Set exercise
Without the pictures, copy the entries below word for word.

Stored records
══════

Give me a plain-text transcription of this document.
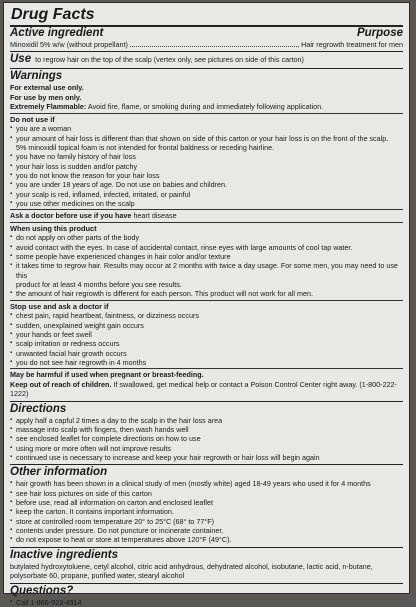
Drug Facts
Active ingredient	Purpose
Minoxidil 5% w/w (without propellant)	Hair regrowth treatment for men
Use to regrow hair on the top of the scalp (vertex only, see pictures on side of this carton)
Warnings
For external use only.
For use by men only.
Extremely Flammable: Avoid fire, flame, or smoking during and immediately following application.
Do not use if
▪ you are a woman
▪ your amount of hair loss is different than that shown on side of this carton or your hair loss is on the front of the scalp.
5% minoxidil topical foam is not intended for frontal baldness or receding hairline.
▪ you have no family history of hair loss
▪ your hair loss is sudden and/or patchy
▪ you do not know the reason for your hair loss
▪ you are under 18 years of age. Do not use on babies and children.
▪ your scalp is red, inflamed, infected, irritated, or painful
▪ you use other medicines on the scalp
Ask a doctor before use if you have heart disease
When using this product
▪ do not apply on other parts of the body
▪ avoid contact with the eyes. In case of accidental contact, rinse eyes with large amounts of cool tap water.
▪ some people have experienced changes in hair color and/or texture
▪ it takes time to regrow hair. Results may occur at 2 months with twice a day usage. For some men, you may need to use this
product for at least 4 months before you see results.
▪ the amount of hair regrowth is different for each person. This product will not work for all men.
Stop use and ask a doctor if
▪ chest pain, rapid heartbeat, faintness, or dizziness occurs
▪ sudden, unexplained weight gain occurs
▪ your hands or feet swell
▪ scalp irritation or redness occurs
▪ unwanted facial hair growth occurs
▪ you do not see hair regrowth in 4 months
May be harmful if used when pregnant or breast-feeding.
Keep out of reach of children. If swallowed, get medical help or contact a Poison Control Center right away. (1-800-222-1222)
Directions
▪ apply half a capful 2 times a day to the scalp in the hair loss area
▪ massage into scalp with fingers, then wash hands well
▪ see enclosed leaflet for complete directions on how to use
▪ using more or more often will not improve results
▪ continued use is necessary to increase and keep your hair regrowth or hair loss will begin again
Other information
▪ hair growth has been shown in a clinical study of men (mostly white) aged 18-49 years who used it for 4 months
▪ see hair loss pictures on side of this carton
▪ before use, read all information on carton and enclosed leaflet
▪ keep the carton. It contains important information.
▪ store at controlled room temperature 20° to 25°C (68° to 77°F)
▪ contents under pressure. Do not puncture or incinerate container.
▪ do not expose to heat or store at temperatures above 120°F (49°C).
Inactive ingredients
butylated hydroxytoluene, cetyl alcohol, citric acid anhydrous, dehydrated alcohol, isobutane, lactic acid, n-butane, polysorbate 60, propane, purified water, stearyl alcohol
Questions?
▪ Call 1-866-923-4914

══════

Answer to the exercise
Give me a plain-text transcription of this document.
Drug Facts
Active ingredient	Purpose
Minoxidil 5% w/w (without propellant)	Hair regrowth treatment for men
Use to regrow hair on the top of the scalp (vertex only, see pictures on side of this carton)
Warnings
For external use only.
For use by men only.
Extremely Flammable: Avoid fire, flame, or smoking during and immediately following application.
Do not use if
▪ you are a woman
▪ your amount of hair loss is different than that shown on side of this carton or your hair loss is on the front of the scalp.
5% minoxidil topical foam is not intended for frontal baldness or receding hairline.
▪ you have no family history of hair loss
▪ your hair loss is sudden and/or patchy
▪ you do not know the reason for your hair loss
▪ you are under 18 years of age. Do not use on babies and children.
▪ your scalp is red, inflamed, infected, irritated, or painful
▪ you use other medicines on the scalp
Ask a doctor before use if you have heart disease
When using this product
▪ do not apply on other parts of the body
▪ avoid contact with the eyes. In case of accidental contact, rinse eyes with large amounts of cool tap water.
▪ some people have experienced changes in hair color and/or texture
▪ it takes time to regrow hair. Results may occur at 2 months with twice a day usage. For some men, you may need to use this
product for at least 4 months before you see results.
▪ the amount of hair regrowth is different for each person. This product will not work for all men.
Stop use and ask a doctor if
▪ chest pain, rapid heartbeat, faintness, or dizziness occurs
▪ sudden, unexplained weight gain occurs
▪ your hands or feet swell
▪ scalp irritation or redness occurs
▪ unwanted facial hair growth occurs
▪ you do not see hair regrowth in 4 months
May be harmful if used when pregnant or breast-feeding.
Keep out of reach of children. If swallowed, get medical help or contact a Poison Control Center right away. (1-800-222-1222)
Directions
▪ apply half a capful 2 times a day to the scalp in the hair loss area
▪ massage into scalp with fingers, then wash hands well
▪ see enclosed leaflet for complete directions on how to use
▪ using more or more often will not improve results
▪ continued use is necessary to increase and keep your hair regrowth or hair loss will begin again
Other information
▪ hair growth has been shown in a clinical study of men (mostly white) aged 18-49 years who used it for 4 months
▪ see hair loss pictures on side of this carton
▪ before use, read all information on carton and enclosed leaflet
▪ keep the carton. It contains important information.
▪ store at controlled room temperature 20° to 25°C (68° to 77°F)
▪ contents under pressure. Do not puncture or incinerate container.
▪ do not expose to heat or store at temperatures above 120°F (49°C).
Inactive ingredients
butylated hydroxytoluene, cetyl alcohol, citric acid anhydrous, dehydrated alcohol, isobutane, lactic acid, n-butane, polysorbate 60, propane, purified water, stearyl alcohol
Questions?
▪ Call 1-866-923-4914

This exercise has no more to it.